Braden Rodgers was one of the heroic people who helped save the mother and her sole surviving daughter.
"I just kicked the door in and tried to get the kids out," he said.
"I got woken up by my partner and then I heard the banging.
"(The mum) was a mess. The daughter, I didn't really see her, I was more paying attention to getting the rest of them out of the house.
"I just got the mother and the daughter who went out. I just couldn't see. I got on my hands and knees and still couldn't see and the flames were coming back to us as we were doing everything else.
"I don't want no praise for it. Any person should do that."
Neighbours today said the mother "had her struggles" like anyone does but cared about her children more than anything.
"It's horrible. We heard screaming and by the time I got clothes on and came out, the house was engulfed. I just I thought it someone being silly at first, I thought what are you doing yelling this time in the morning," a woman named Jodie said.
"She was wailing, the mum was screaming, it was dreadful."
"I heard all the screams by the time I got to the park the roof was collapsing," another neighbour Ben Brabant said.
Neighbour Chantelle said the mother was a "beautiful person".

▬▬▬▬▬▬

Reproduce the part of the house fire account that begins at the words "Braden Rodgers was" and stops after the words "more than anything.".

[DATA TO EXAMINE]:
▬▬▬▬▬▬

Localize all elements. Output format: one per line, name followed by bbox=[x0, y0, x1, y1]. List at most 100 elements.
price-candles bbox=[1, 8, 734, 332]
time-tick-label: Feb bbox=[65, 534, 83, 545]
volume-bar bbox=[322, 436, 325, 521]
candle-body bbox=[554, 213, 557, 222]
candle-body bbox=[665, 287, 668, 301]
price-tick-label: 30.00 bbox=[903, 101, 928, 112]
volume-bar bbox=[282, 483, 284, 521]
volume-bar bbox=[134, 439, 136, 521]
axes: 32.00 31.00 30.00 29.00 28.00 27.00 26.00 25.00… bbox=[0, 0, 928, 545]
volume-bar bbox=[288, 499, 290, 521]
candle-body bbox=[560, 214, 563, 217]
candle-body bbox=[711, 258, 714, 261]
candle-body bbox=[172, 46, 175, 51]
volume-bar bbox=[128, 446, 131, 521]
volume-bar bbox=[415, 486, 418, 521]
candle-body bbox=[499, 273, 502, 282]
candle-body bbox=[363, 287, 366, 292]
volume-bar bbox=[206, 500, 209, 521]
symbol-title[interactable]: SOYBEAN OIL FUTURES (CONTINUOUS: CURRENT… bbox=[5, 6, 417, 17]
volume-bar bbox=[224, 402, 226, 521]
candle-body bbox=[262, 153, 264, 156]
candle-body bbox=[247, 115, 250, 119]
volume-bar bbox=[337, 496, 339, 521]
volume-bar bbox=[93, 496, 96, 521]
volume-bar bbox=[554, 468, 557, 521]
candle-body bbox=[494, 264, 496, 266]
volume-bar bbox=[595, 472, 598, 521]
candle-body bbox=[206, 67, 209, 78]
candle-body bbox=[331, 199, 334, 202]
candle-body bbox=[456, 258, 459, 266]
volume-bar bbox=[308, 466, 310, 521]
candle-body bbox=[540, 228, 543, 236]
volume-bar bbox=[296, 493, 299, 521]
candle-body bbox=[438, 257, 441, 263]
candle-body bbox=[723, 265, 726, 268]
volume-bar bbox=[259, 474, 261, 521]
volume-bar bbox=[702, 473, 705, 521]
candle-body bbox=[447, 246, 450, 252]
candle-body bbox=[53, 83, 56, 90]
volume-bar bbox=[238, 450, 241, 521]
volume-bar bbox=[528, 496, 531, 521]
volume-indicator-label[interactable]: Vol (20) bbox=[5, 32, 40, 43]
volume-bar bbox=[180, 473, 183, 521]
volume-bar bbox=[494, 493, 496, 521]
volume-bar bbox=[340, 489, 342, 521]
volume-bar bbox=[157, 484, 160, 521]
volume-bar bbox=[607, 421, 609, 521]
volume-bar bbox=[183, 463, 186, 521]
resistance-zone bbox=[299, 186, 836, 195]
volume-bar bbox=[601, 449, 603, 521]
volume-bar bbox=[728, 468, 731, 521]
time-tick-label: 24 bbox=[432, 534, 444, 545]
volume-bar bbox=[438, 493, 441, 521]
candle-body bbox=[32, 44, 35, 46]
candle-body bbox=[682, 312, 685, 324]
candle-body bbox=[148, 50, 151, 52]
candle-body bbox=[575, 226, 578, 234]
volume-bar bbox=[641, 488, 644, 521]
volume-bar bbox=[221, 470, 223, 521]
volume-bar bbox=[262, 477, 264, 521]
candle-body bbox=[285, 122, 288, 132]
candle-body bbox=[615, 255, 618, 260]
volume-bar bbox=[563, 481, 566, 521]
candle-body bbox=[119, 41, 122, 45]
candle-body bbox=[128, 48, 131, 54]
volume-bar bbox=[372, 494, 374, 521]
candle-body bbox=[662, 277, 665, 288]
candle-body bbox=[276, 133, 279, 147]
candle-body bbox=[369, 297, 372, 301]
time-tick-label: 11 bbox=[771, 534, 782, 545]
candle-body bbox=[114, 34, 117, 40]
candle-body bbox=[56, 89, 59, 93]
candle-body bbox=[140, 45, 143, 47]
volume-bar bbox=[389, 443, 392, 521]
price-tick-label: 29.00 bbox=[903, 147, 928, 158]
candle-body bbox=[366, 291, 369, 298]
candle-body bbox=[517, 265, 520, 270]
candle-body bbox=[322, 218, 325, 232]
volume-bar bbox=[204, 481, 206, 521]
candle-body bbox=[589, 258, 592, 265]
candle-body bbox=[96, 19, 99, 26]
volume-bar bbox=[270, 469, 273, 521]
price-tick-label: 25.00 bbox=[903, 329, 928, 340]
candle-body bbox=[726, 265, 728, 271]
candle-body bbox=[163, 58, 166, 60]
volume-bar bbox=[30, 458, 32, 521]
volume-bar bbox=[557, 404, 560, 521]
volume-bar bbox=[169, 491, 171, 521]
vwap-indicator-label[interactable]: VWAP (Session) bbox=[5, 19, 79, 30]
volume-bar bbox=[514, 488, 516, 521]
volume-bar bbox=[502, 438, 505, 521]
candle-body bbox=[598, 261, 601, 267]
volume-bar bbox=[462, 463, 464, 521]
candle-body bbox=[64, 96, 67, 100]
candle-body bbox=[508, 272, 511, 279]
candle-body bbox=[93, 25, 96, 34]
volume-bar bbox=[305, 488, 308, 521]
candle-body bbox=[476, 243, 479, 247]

▬▬▬▬▬▬

[WRITTEN REPLY]:
Braden Rodgers was one of the heroic people who helped save the mother and her sole surviving daughter.
"I just kicked the door in and tried to get the kids out," he said.
"I got woken up by my partner and then I heard the banging.
"(The mum) was a mess. The daughter, I didn't really see her, I was more paying attention to getting the rest of them out of the house.
"I just got the mother and the daughter who went out. I just couldn't see. I got on my hands and knees and still couldn't see and the flames were coming back to us as we were doing everything else.
"I don't want no praise for it. Any person should do that."
Neighbours today said the mother "had her struggles" like anyone does but cared about her children more than anything.